◆ THE REQUEST ◆
Set down every entry again word for word, please, but skip the pictures.

**********

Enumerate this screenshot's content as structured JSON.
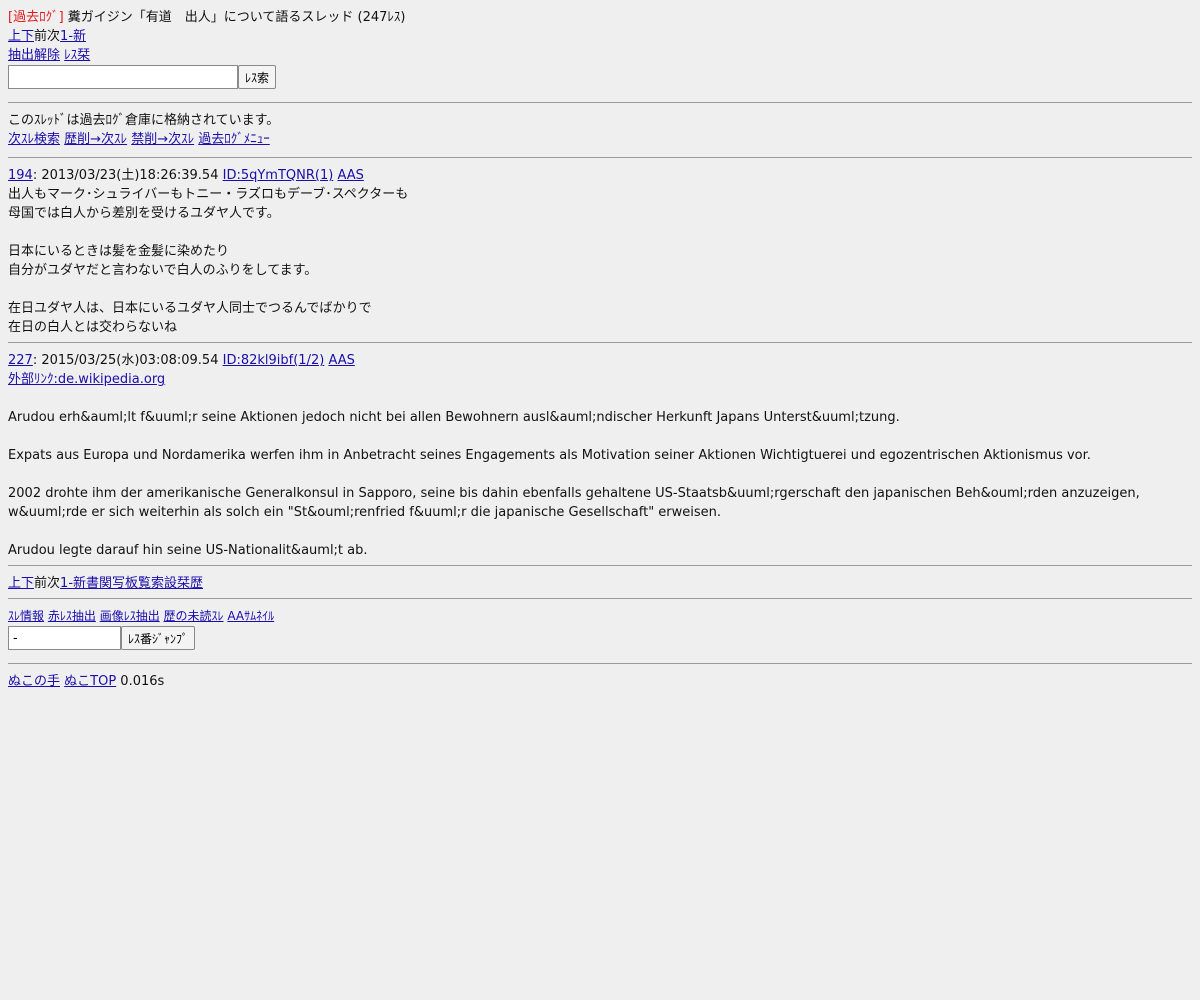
{
  "header": {
    "kako_tag": "[過去ﾛｸﾞ]",
    "title": " 糞ガイジン「有道　出人」について語るスレッド (247ﾚｽ)"
  },
  "nav_top": {
    "up": "上",
    "down": "下",
    "prev_next": "前次",
    "range": "1-新"
  },
  "filter": {
    "clear": "抽出解除",
    "res_ban": "ﾚｽ栞"
  },
  "search": {
    "value": "",
    "button": "ﾚｽ索"
  },
  "archive_notice": {
    "text": "このｽﾚｯﾄﾞは過去ﾛｸﾞ倉庫に格納されています。",
    "links": [
      "次ｽﾚ検索",
      "歴削→次ｽﾚ",
      "禁削→次ｽﾚ",
      "過去ﾛｸﾞﾒﾆｭｰ"
    ]
  },
  "posts": [
    {
      "number": "194",
      "date": ": 2013/03/23(土)18:26:39.54 ",
      "id": "ID:5qYmTQNR(1)",
      "aas": "AAS",
      "lines": [
        "出人もマーク･シュライバーもトニー・ラズロもデーブ･スペクターも",
        "母国では白人から差別を受けるユダヤ人です。",
        "",
        "日本にいるときは髪を金髪に染めたり",
        "自分がユダヤだと言わないで白人のふりをしてます。",
        "",
        "在日ユダヤ人は、日本にいるユダヤ人同士でつるんでばかりで",
        "在日の白人とは交わらないね"
      ]
    },
    {
      "number": "227",
      "date": ": 2015/03/25(水)03:08:09.54 ",
      "id": "ID:82kl9ibf(1/2)",
      "aas": "AAS",
      "link": "外部ﾘﾝｸ:de.wikipedia.org",
      "lines": [
        "",
        "Arudou erh&auml;lt f&uuml;r seine Aktionen jedoch nicht bei allen Bewohnern ausl&auml;ndischer Herkunft Japans Unterst&uuml;tzung.",
        "",
        "Expats aus Europa und Nordamerika werfen ihm in Anbetracht seines Engagements als Motivation seiner Aktionen Wichtigtuerei und egozentrischen Aktionismus vor.",
        "",
        "2002 drohte ihm der amerikanische Generalkonsul in Sapporo, seine bis dahin ebenfalls gehaltene US-Staatsb&uuml;rgerschaft den japanischen Beh&ouml;rden anzuzeigen,",
        "w&uuml;rde er sich weiterhin als solch ein \"St&ouml;renfried f&uuml;r die japanische Gesellschaft\" erweisen.",
        "",
        "Arudou legte darauf hin seine US-Nationalit&auml;t ab."
      ]
    }
  ],
  "nav_bottom": {
    "up": "上",
    "down": "下",
    "prev_next": "前次",
    "links": "1-新書関写板覧索設栞歴"
  },
  "tools": {
    "links": [
      "ｽﾚ情報",
      "赤ﾚｽ抽出",
      "画像ﾚｽ抽出",
      "歴の未読ｽﾚ",
      "AAｻﾑﾈｲﾙ"
    ]
  },
  "jump": {
    "value": "-",
    "button": "ﾚｽ番ｼﾞｬﾝﾌﾟ"
  },
  "footer": {
    "links": [
      "ぬこの手",
      "ぬこTOP"
    ],
    "time": " 0.016s"
  }
}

**********

◆ RESPONSE TO THIS TASK ◆
Enumerate this screenshot's content as structured JSON.
{
  "header": {
    "kako_tag": "[過去ﾛｸﾞ]",
    "title": " 糞ガイジン「有道　出人」について語るスレッド (247ﾚｽ)"
  },
  "nav_top": {
    "up": "上",
    "down": "下",
    "prev_next": "前次",
    "range": "1-新"
  },
  "filter": {
    "clear": "抽出解除",
    "res_ban": "ﾚｽ栞"
  },
  "search": {
    "value": "",
    "button": "ﾚｽ索"
  },
  "archive_notice": {
    "text": "このｽﾚｯﾄﾞは過去ﾛｸﾞ倉庫に格納されています。",
    "links": [
      "次ｽﾚ検索",
      "歴削→次ｽﾚ",
      "禁削→次ｽﾚ",
      "過去ﾛｸﾞﾒﾆｭｰ"
    ]
  },
  "posts": [
    {
      "number": "194",
      "date": ": 2013/03/23(土)18:26:39.54 ",
      "id": "ID:5qYmTQNR(1)",
      "aas": "AAS",
      "lines": [
        "出人もマーク･シュライバーもトニー・ラズロもデーブ･スペクターも",
        "母国では白人から差別を受けるユダヤ人です。",
        "",
        "日本にいるときは髪を金髪に染めたり",
        "自分がユダヤだと言わないで白人のふりをしてます。",
        "",
        "在日ユダヤ人は、日本にいるユダヤ人同士でつるんでばかりで",
        "在日の白人とは交わらないね"
      ]
    },
    {
      "number": "227",
      "date": ": 2015/03/25(水)03:08:09.54 ",
      "id": "ID:82kl9ibf(1/2)",
      "aas": "AAS",
      "link": "外部ﾘﾝｸ:de.wikipedia.org",
      "lines": [
        "",
        "Arudou erh&auml;lt f&uuml;r seine Aktionen jedoch nicht bei allen Bewohnern ausl&auml;ndischer Herkunft Japans Unterst&uuml;tzung.",
        "",
        "Expats aus Europa und Nordamerika werfen ihm in Anbetracht seines Engagements als Motivation seiner Aktionen Wichtigtuerei und egozentrischen Aktionismus vor.",
        "",
        "2002 drohte ihm der amerikanische Generalkonsul in Sapporo, seine bis dahin ebenfalls gehaltene US-Staatsb&uuml;rgerschaft den japanischen Beh&ouml;rden anzuzeigen,",
        "w&uuml;rde er sich weiterhin als solch ein \"St&ouml;renfried f&uuml;r die japanische Gesellschaft\" erweisen.",
        "",
        "Arudou legte darauf hin seine US-Nationalit&auml;t ab."
      ]
    }
  ],
  "nav_bottom": {
    "up": "上",
    "down": "下",
    "prev_next": "前次",
    "links": "1-新書関写板覧索設栞歴"
  },
  "tools": {
    "links": [
      "ｽﾚ情報",
      "赤ﾚｽ抽出",
      "画像ﾚｽ抽出",
      "歴の未読ｽﾚ",
      "AAｻﾑﾈｲﾙ"
    ]
  },
  "jump": {
    "value": "-",
    "button": "ﾚｽ番ｼﾞｬﾝﾌﾟ"
  },
  "footer": {
    "links": [
      "ぬこの手",
      "ぬこTOP"
    ],
    "time": " 0.016s"
  }
}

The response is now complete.